# Aim
Present the following data again exactly as it is shown.
....................
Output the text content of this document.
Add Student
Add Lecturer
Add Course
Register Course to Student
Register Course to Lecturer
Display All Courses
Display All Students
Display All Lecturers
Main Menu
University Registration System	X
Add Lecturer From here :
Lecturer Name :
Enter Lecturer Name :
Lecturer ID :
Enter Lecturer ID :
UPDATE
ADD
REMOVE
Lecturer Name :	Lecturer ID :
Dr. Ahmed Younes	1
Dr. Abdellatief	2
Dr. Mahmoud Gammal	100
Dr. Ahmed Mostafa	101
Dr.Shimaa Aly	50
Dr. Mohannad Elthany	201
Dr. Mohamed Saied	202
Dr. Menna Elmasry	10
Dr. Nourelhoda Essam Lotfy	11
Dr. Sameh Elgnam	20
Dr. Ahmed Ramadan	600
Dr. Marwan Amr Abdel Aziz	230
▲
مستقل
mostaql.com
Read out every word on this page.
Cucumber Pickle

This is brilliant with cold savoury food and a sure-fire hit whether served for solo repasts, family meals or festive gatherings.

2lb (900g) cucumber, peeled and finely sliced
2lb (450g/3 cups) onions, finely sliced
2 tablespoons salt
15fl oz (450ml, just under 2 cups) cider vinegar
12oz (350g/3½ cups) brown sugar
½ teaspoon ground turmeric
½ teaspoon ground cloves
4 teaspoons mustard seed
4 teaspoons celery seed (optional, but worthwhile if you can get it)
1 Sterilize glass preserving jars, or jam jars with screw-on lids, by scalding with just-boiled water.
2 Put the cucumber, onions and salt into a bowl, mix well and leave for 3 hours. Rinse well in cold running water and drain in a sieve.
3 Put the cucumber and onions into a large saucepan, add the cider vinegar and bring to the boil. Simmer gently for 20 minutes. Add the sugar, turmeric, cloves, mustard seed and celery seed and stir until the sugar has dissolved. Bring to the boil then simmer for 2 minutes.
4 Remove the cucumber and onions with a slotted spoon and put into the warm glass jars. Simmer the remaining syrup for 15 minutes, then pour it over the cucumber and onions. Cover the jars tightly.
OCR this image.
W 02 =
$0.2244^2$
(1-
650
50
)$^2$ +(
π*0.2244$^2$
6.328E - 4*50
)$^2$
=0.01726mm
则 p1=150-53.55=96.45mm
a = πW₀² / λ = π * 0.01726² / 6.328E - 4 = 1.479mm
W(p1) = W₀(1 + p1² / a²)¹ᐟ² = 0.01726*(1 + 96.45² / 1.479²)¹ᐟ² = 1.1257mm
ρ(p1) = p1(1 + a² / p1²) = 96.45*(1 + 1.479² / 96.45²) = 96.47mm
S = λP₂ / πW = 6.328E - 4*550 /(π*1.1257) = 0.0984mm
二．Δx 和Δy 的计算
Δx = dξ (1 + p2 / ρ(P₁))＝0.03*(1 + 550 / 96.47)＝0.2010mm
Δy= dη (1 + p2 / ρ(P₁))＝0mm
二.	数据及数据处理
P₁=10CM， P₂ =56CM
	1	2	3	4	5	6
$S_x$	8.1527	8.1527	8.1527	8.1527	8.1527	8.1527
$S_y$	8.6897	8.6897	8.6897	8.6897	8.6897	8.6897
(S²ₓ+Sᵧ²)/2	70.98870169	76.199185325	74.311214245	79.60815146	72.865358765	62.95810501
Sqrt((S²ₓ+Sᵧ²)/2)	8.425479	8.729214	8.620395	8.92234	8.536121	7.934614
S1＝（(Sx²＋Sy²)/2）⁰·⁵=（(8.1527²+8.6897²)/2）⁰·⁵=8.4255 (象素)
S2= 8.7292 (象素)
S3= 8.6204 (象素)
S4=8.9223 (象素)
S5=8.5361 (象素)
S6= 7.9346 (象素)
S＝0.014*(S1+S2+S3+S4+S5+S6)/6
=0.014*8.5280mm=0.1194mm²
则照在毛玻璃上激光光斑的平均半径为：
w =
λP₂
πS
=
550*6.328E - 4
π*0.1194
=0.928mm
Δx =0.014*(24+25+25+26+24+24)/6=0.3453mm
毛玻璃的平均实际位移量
....................
# Answer to this problem
Output the text content of this document.
Add Student
Add Lecturer
Add Course
Register Course to Student
Register Course to Lecturer
Display All Courses
Display All Students
Display All Lecturers
Main Menu
University Registration System	X
Add Lecturer From here :
Lecturer Name :
Enter Lecturer Name :
Lecturer ID :
Enter Lecturer ID :
UPDATE
ADD
REMOVE
Lecturer Name :	Lecturer ID :
Dr. Ahmed Younes	1
Dr. Abdellatief	2
Dr. Mahmoud Gammal	100
Dr. Ahmed Mostafa	101
Dr.Shimaa Aly	50
Dr. Mohannad Elthany	201
Dr. Mohamed Saied	202
Dr. Menna Elmasry	10
Dr. Nourelhoda Essam Lotfy	11
Dr. Sameh Elgnam	20
Dr. Ahmed Ramadan	600
Dr. Marwan Amr Abdel Aziz	230
▲
مستقل
mostaql.com
Read out every word on this page.
Cucumber Pickle

This is brilliant with cold savoury food and a sure-fire hit whether served for solo repasts, family meals or festive gatherings.

2lb (900g) cucumber, peeled and finely sliced
2lb (450g/3 cups) onions, finely sliced
2 tablespoons salt
15fl oz (450ml, just under 2 cups) cider vinegar
12oz (350g/3½ cups) brown sugar
½ teaspoon ground turmeric
½ teaspoon ground cloves
4 teaspoons mustard seed
4 teaspoons celery seed (optional, but worthwhile if you can get it)
1 Sterilize glass preserving jars, or jam jars with screw-on lids, by scalding with just-boiled water.
2 Put the cucumber, onions and salt into a bowl, mix well and leave for 3 hours. Rinse well in cold running water and drain in a sieve.
3 Put the cucumber and onions into a large saucepan, add the cider vinegar and bring to the boil. Simmer gently for 20 minutes. Add the sugar, turmeric, cloves, mustard seed and celery seed and stir until the sugar has dissolved. Bring to the boil then simmer for 2 minutes.
4 Remove the cucumber and onions with a slotted spoon and put into the warm glass jars. Simmer the remaining syrup for 15 minutes, then pour it over the cucumber and onions. Cover the jars tightly.
OCR this image.
W 02 =
$0.2244^2$
(1-
650
50
)$^2$ +(
π*0.2244$^2$
6.328E - 4*50
)$^2$
=0.01726mm
则 p1=150-53.55=96.45mm
a = πW₀² / λ = π * 0.01726² / 6.328E - 4 = 1.479mm
W(p1) = W₀(1 + p1² / a²)¹ᐟ² = 0.01726*(1 + 96.45² / 1.479²)¹ᐟ² = 1.1257mm
ρ(p1) = p1(1 + a² / p1²) = 96.45*(1 + 1.479² / 96.45²) = 96.47mm
S = λP₂ / πW = 6.328E - 4*550 /(π*1.1257) = 0.0984mm
二．Δx 和Δy 的计算
Δx = dξ (1 + p2 / ρ(P₁))＝0.03*(1 + 550 / 96.47)＝0.2010mm
Δy= dη (1 + p2 / ρ(P₁))＝0mm
二.	数据及数据处理
P₁=10CM， P₂ =56CM
	1	2	3	4	5	6
$S_x$	8.1527	8.1527	8.1527	8.1527	8.1527	8.1527
$S_y$	8.6897	8.6897	8.6897	8.6897	8.6897	8.6897
(S²ₓ+Sᵧ²)/2	70.98870169	76.199185325	74.311214245	79.60815146	72.865358765	62.95810501
Sqrt((S²ₓ+Sᵧ²)/2)	8.425479	8.729214	8.620395	8.92234	8.536121	7.934614
S1＝（(Sx²＋Sy²)/2）⁰·⁵=（(8.1527²+8.6897²)/2）⁰·⁵=8.4255 (象素)
S2= 8.7292 (象素)
S3= 8.6204 (象素)
S4=8.9223 (象素)
S5=8.5361 (象素)
S6= 7.9346 (象素)
S＝0.014*(S1+S2+S3+S4+S5+S6)/6
=0.014*8.5280mm=0.1194mm²
则照在毛玻璃上激光光斑的平均半径为：
w =
λP₂
πS
=
550*6.328E - 4
π*0.1194
=0.928mm
Δx =0.014*(24+25+25+26+24+24)/6=0.3453mm
毛玻璃的平均实际位移量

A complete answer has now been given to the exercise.